**STUDY TEXT:**
⟨

Martin Pilhofer 1, Andreas Peter Bauer 1, Martina Schrallhammer 2, Lothar Richter 3, Wolfgang Ludwig 1, Karl-Heinz Schleifer 1, Giulio Petroni 2,*
PMCID: PMC2175320  PMID: 17942428

Abstract

Tubulins are still considered as typical proteins of Eukaryotes. However, more recently they have been found in the unusual bacteria Prosthecobacter (btubAB). In this study, the genomic organization of the btub-genes and their genomic environment were characterized by using the newly developed Two-Step Gene Walking method. In all investigated Prosthecobacters, btubAB are organized in a typical bacterial operon. Strikingly, all btub-operons comprise a third gene with similarities to kinesin light chain sequences. The genomic environments of the characterized btub-operons are always different. This supports the hypothesis that this group of genes represents an independent functional unit, which was acquired by Prosthecobacter via horizontal gene transfer. The newly developed Two-Step Gene Walking method is based on randomly primed polymerase chain reaction (PCR). It presents a simple workflow, which comprises only two major steps—a Walking-PCR with a single specific outward pointing primer (step 1) and the direct sequencing of its product using a nested specific primer (step 2). Two-Step Gene Walking proved to be highly efficient and was successfully used to characterize over 20 kb of sequence not only in pure culture but even in complex non-pure culture samples.

Accession Numbers: AMO41149, AMO41150, EF650087, AM743196

INTRODUCTION

Sequencing of DNA using a specific primer requires a template, which must consist of a maximum of target-DNA and a minimum of non-target DNA. Any kind of non-target DNA can lead to unspecific binding of the sequencing primer. The standard methods to shift the ratio towards target-DNA are either to amplify the target-DNA using the PCR technique (1–3) or to clone the target-DNA into a vector (phage or plasmid), which is highly amplified in a bacterial host and subsequently specifically isolated. If the target-DNA is represented by a specific gene, the typical approach to accomplish its characterization is to design two degenerated primers, targeting highly conserved regions of the gene. The intervening region is then amplified, cloned and sequenced. This approach, which is nowadays a routine procedure, rapidly provides sequence data on yet uncharacterized genes belonging to known gene families. The main limit of this approach is that both extremities of the investigated gene remain unknown. Despite several methods have been proposed, the characterization of a sequence adjacent to a known region (gene walking or chromosome walking) still remains a laborious and time-consuming task.

⟩

**AVAILABLE DATA:**
⟨

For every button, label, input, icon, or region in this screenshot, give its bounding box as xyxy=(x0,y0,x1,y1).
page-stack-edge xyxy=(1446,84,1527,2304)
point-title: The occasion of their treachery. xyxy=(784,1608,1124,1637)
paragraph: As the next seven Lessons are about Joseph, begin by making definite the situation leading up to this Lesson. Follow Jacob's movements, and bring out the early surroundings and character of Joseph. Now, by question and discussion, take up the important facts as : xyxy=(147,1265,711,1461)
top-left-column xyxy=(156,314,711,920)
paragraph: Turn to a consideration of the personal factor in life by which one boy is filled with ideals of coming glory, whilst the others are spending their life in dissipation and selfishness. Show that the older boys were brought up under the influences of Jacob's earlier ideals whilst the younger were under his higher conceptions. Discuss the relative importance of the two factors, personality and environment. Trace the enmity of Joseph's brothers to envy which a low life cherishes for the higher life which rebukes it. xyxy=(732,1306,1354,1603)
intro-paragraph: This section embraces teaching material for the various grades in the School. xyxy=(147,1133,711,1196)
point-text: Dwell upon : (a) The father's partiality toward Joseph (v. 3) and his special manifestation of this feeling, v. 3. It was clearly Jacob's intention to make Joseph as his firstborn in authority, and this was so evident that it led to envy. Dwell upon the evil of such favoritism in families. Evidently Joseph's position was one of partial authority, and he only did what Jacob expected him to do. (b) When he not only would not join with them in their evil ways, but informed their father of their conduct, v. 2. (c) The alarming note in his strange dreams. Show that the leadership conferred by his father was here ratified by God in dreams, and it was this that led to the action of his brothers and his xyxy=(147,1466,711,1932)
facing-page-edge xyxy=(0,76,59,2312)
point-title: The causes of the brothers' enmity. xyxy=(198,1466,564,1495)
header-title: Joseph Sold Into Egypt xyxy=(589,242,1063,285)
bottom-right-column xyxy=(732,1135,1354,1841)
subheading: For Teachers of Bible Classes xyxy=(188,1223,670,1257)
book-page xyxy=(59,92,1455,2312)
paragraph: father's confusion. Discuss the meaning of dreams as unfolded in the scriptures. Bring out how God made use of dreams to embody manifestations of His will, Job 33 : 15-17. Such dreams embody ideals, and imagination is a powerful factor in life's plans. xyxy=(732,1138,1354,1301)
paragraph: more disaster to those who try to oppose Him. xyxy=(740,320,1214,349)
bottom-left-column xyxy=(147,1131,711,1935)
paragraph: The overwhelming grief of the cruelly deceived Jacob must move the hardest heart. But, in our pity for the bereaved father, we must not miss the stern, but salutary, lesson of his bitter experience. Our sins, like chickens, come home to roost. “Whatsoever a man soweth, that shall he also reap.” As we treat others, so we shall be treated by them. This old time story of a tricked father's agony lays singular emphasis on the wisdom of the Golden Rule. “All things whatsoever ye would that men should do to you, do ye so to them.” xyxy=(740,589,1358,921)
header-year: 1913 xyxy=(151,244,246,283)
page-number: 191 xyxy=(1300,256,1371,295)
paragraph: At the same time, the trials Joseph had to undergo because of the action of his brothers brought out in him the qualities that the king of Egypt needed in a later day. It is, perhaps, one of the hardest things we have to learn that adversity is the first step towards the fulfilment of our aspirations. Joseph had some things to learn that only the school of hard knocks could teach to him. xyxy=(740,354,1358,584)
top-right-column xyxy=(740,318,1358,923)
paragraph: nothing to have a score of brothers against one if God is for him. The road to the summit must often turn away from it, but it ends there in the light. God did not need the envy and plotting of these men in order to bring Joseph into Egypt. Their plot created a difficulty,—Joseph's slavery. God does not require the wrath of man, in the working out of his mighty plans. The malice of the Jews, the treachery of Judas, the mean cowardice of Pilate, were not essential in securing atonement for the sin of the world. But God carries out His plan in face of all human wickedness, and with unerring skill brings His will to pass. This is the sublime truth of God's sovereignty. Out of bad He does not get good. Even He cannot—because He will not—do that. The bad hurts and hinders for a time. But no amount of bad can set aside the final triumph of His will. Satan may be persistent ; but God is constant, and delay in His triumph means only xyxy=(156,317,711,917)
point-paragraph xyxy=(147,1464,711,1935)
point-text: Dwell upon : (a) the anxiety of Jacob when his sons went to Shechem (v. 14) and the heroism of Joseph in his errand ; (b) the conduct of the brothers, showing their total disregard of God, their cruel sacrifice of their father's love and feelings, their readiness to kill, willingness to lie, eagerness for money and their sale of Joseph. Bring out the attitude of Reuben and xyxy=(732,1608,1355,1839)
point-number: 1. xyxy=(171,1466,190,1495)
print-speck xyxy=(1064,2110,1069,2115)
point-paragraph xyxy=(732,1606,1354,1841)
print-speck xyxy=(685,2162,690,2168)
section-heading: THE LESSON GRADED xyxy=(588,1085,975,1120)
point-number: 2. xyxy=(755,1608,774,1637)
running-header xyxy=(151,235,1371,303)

⟩

**QUESTIONS TO ANSWER:**
1. Answer these about the Prosthecobacter tubulin text:
(a) In which bacteria have the btubAB tubulins been found?
(b) What are the two steps of the Two-Step Gene Walking method?
(c) What is the main limit of the degenerated-primer approach?
2. Extend the Prosthecobacter tubulin text past its last sentence with one further paragraph.

**ANSWERS FOR THE TASKS:**
1.
(a) Prosthecobacter.
(b) Step 1 is a Walking-PCR with a single specific outward pointing primer, and step 2 is the direct sequencing of its product using a nested specific primer.
(c) Both extremities of the investigated gene remain unknown.

2.
In the past, there were reports that suggested the possibility to perform direct sequencing of genomic DNA to characterize unknown regions adjacent to known ones without any kind of preliminary amplification (4,5). Despite the theoretical advantages of this approach, they never became standard and have been applied only in a very restricted number of cases. The reported main problems concern: (i) the high amount of DNA used (several micrograms) (4,5); (ii) the unspecific binding of the sequencing primer due to the bad ratio of target-DNA over non-target DNA resulting in very short read lengths or in complete failure of the sequencing run (4,5); (iii) the target organisms’ genomes, which must possess a G+C ratio in a certain range (5); and (iv) the specific set-up of the sequencing instruments and software, which hampers the use of custom sequence services (4). For these reasons, PCR-based gene walking methods are generally applied and largely favored over direct sequencing of genomic DNA for the characterization of unknown sequences adjacent to known ones.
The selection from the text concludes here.